Top of Excerpt provided

Top Energy Te Puna Hihiko
- Industry: Electricity distribution, electricity generation
- Predecessor: Bay of Islands Electric Power
- Founded: 1935
- Headquarters: Kerikeri, New Zealand
- Key people: Richard Krogh (Chair) Russell Shaw (CEO)
- Number of employees: 160
- Parent: Top Energy Consumer Trust
- Website: topenergy.co.nz

= Top Energy =

New Zealand electricity generator company

Top Energy Limited is an electricity distribution and generation company based in Kerikeri, New Zealand. It owns and manages the electricity lines network in the Far North District of New Zealand, including Kaitaia, Kerikeri and Kaikohe. The service area covers 6,822 km^{2} and serves over 32,000 customers. It also owns and operates the Ngāwhā Geothermal Power Station.

==Ownership==
Far North power consumers connected to Top Energy’s line network own the company, with the shares being held on their behalf by the Top Energy Consumer Trust.

==Distribution network==
The Top Energy distribution network is connected to the national grid at Kaikohe substation.

=== Network statistics ===

Top Energy Limited network statistics for the year ending 31 March 2024
| Parameter | Value |
|---|---|
| Regulatory asset base | $362 million |
| Line charge revenue | $43.5 million |
| Capital expenditure | $23.5 million |
| Operating expenditure | $23.5 million |
| Customer connections | 34,094 |
| Energy delivered | 331 GWh |
| Peak demand | 77 MW |
| Total line length | 4,240 km |
| Distribution and low-voltage overhead lines | 2,872 km |
| Distribution and low-voltage underground cables | 956 km |
| Subtransmission lines and cables | 414 km |
| Poles | 37,120 |
| Distribution transformers | 6,311 |
| Zone substation transformers | 39 |
| Average interruption duration (SAIDI) | 698 minutes |
| Average interruption frequency (SAIFI) | 5.66 |

==Ngāwhā Geothermal Power Stations==
Top Energy owns and operates the Ngāwhā Geothermal Power Stations on the Ngawha geothermal field. They utilise binary cycle technology manufactured by Ormat Industries and produce a total of 56MW.

Bottom of Excerpt provided

» **Exercise objective**: Change "customers" to "consumers" in the part of the Top Energy text that opens with the words containing "Top Energy Limited is" and closes with "Energy Consumer Trust.", and give that part again. Rely only on the Top Energy text to answer.

Top of Extracted entries

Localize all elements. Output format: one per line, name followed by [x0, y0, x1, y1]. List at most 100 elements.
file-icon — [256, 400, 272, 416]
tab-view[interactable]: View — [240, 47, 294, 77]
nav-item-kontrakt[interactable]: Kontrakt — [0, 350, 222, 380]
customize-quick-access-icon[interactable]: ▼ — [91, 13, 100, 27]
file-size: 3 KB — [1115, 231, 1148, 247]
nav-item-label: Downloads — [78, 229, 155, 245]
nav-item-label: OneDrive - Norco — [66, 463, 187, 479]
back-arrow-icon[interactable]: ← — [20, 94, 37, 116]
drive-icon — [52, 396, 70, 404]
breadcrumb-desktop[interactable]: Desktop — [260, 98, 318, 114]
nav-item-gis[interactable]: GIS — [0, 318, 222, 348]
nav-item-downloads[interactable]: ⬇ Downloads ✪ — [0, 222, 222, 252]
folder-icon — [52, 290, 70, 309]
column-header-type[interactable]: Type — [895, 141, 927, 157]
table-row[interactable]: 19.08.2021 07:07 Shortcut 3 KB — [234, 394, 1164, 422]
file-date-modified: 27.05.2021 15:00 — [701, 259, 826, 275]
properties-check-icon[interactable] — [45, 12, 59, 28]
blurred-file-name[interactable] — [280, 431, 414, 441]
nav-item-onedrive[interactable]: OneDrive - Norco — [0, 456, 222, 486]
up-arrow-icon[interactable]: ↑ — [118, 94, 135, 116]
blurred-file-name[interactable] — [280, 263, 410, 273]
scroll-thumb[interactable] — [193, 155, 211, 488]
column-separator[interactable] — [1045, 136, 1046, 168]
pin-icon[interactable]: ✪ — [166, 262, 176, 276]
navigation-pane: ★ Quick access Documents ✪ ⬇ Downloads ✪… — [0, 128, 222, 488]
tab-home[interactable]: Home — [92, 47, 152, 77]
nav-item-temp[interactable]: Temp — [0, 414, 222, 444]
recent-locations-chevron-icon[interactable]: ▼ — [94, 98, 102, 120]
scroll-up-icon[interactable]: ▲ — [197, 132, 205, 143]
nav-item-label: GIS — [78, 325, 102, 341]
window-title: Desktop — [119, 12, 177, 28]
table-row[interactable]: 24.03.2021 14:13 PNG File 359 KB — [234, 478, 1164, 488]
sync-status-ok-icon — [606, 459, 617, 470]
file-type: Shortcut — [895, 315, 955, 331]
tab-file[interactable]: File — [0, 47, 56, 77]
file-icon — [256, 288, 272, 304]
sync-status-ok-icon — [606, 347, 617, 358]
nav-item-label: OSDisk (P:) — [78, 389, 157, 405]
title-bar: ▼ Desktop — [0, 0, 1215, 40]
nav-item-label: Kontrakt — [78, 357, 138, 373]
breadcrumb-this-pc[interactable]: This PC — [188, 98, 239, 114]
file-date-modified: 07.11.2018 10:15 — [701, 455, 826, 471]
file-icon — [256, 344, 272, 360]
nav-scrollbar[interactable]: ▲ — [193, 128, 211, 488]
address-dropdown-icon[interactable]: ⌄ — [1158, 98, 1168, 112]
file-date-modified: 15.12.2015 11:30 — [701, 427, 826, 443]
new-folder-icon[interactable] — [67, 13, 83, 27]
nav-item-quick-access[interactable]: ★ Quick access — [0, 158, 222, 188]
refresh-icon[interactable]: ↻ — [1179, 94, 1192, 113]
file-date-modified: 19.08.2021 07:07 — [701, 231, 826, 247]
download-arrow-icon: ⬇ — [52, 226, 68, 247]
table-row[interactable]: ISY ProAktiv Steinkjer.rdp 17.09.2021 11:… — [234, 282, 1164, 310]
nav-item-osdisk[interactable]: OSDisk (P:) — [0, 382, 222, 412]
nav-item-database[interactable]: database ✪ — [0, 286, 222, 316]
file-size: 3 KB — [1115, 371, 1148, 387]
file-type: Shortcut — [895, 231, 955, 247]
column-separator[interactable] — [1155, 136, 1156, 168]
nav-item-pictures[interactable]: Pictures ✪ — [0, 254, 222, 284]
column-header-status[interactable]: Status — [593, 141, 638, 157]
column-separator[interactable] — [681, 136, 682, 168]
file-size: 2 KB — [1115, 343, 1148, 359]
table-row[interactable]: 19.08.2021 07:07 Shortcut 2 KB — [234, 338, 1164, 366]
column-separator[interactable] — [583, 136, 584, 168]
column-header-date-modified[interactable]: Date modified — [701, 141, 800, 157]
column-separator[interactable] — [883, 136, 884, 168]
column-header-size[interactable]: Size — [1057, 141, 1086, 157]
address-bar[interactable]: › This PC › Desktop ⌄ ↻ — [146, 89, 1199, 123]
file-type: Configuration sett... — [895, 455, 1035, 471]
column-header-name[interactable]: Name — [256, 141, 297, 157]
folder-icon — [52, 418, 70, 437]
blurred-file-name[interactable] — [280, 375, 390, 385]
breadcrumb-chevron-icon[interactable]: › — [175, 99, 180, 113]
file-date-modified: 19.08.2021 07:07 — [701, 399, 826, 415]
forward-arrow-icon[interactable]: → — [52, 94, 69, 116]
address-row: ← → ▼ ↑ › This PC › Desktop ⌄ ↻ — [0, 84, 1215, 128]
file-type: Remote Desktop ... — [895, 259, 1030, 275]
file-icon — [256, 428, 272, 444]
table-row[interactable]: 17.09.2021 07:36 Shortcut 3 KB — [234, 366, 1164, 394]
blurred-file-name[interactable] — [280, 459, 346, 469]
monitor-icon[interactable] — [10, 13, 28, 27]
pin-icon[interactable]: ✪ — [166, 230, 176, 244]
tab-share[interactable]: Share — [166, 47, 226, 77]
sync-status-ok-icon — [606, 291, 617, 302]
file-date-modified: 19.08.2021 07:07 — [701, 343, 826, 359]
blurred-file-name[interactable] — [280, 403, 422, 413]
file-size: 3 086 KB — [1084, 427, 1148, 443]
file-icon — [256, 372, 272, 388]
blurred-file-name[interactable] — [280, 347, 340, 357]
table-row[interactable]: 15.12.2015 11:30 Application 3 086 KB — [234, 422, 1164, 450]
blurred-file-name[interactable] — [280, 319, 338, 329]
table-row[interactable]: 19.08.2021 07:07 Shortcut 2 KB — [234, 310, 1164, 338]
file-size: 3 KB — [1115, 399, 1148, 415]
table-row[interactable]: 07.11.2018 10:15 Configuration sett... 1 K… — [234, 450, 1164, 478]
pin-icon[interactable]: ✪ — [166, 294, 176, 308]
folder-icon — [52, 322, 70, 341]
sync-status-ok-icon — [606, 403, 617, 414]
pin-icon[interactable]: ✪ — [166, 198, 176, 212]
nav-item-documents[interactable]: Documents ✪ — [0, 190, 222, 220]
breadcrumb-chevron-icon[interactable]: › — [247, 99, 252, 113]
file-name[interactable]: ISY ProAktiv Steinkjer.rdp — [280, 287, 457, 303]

Bottom of Extracted entries

» **Output below**:
Top Energy Limited is an electricity distribution and generation company based in Kerikeri, New Zealand. It owns and manages the electricity lines network in the Far North District of New Zealand, including Kaitaia, Kerikeri and Kaikohe. The service area covers 6,822 km^{2} and serves over 32,000 consumers. It also owns and operates the Ngāwhā Geothermal Power Station.

==Ownership==
Far North power consumers connected to Top Energy’s line network own the company, with the shares being held on their behalf by the Top Energy Consumer Trust.